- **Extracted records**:
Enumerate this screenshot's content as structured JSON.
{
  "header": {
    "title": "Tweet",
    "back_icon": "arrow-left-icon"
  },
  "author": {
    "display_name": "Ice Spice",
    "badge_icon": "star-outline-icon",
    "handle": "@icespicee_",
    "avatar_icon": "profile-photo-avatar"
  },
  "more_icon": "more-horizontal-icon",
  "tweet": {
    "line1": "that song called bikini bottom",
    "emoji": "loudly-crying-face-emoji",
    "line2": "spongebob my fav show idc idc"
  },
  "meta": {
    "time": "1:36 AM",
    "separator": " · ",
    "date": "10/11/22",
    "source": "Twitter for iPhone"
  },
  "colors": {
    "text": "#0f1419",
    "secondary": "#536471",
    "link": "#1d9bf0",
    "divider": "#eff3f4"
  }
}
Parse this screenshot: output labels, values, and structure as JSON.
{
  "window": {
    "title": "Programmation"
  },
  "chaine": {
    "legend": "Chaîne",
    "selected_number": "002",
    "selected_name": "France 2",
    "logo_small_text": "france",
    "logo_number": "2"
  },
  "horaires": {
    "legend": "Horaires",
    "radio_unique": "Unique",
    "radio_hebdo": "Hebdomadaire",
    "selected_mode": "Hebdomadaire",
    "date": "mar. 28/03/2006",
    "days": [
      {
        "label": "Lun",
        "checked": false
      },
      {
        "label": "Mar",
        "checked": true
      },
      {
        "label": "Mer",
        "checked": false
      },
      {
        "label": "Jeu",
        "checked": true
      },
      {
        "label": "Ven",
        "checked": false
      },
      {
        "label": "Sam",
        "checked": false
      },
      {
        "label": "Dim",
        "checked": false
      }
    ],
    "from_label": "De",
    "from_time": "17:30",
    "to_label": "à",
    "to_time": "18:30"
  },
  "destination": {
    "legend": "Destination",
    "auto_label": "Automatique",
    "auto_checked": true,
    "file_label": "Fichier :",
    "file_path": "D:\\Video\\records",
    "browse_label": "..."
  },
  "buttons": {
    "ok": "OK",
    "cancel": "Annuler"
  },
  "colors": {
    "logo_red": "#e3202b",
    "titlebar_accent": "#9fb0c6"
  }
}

- **Problem statement**: Retype all of the material, keeping each line exact.

- **The reply**:
Enumerate this screenshot's content as structured JSON.
{
  "header": {
    "title": "Tweet",
    "back_icon": "arrow-left-icon"
  },
  "author": {
    "display_name": "Ice Spice",
    "badge_icon": "star-outline-icon",
    "handle": "@icespicee_",
    "avatar_icon": "profile-photo-avatar"
  },
  "more_icon": "more-horizontal-icon",
  "tweet": {
    "line1": "that song called bikini bottom",
    "emoji": "loudly-crying-face-emoji",
    "line2": "spongebob my fav show idc idc"
  },
  "meta": {
    "time": "1:36 AM",
    "separator": " · ",
    "date": "10/11/22",
    "source": "Twitter for iPhone"
  },
  "colors": {
    "text": "#0f1419",
    "secondary": "#536471",
    "link": "#1d9bf0",
    "divider": "#eff3f4"
  }
}
Parse this screenshot: output labels, values, and structure as JSON.
{
  "window": {
    "title": "Programmation"
  },
  "chaine": {
    "legend": "Chaîne",
    "selected_number": "002",
    "selected_name": "France 2",
    "logo_small_text": "france",
    "logo_number": "2"
  },
  "horaires": {
    "legend": "Horaires",
    "radio_unique": "Unique",
    "radio_hebdo": "Hebdomadaire",
    "selected_mode": "Hebdomadaire",
    "date": "mar. 28/03/2006",
    "days": [
      {
        "label": "Lun",
        "checked": false
      },
      {
        "label": "Mar",
        "checked": true
      },
      {
        "label": "Mer",
        "checked": false
      },
      {
        "label": "Jeu",
        "checked": true
      },
      {
        "label": "Ven",
        "checked": false
      },
      {
        "label": "Sam",
        "checked": false
      },
      {
        "label": "Dim",
        "checked": false
      }
    ],
    "from_label": "De",
    "from_time": "17:30",
    "to_label": "à",
    "to_time": "18:30"
  },
  "destination": {
    "legend": "Destination",
    "auto_label": "Automatique",
    "auto_checked": true,
    "file_label": "Fichier :",
    "file_path": "D:\\Video\\records",
    "browse_label": "..."
  },
  "buttons": {
    "ok": "OK",
    "cancel": "Annuler"
  },
  "colors": {
    "logo_red": "#e3202b",
    "titlebar_accent": "#9fb0c6"
  }
}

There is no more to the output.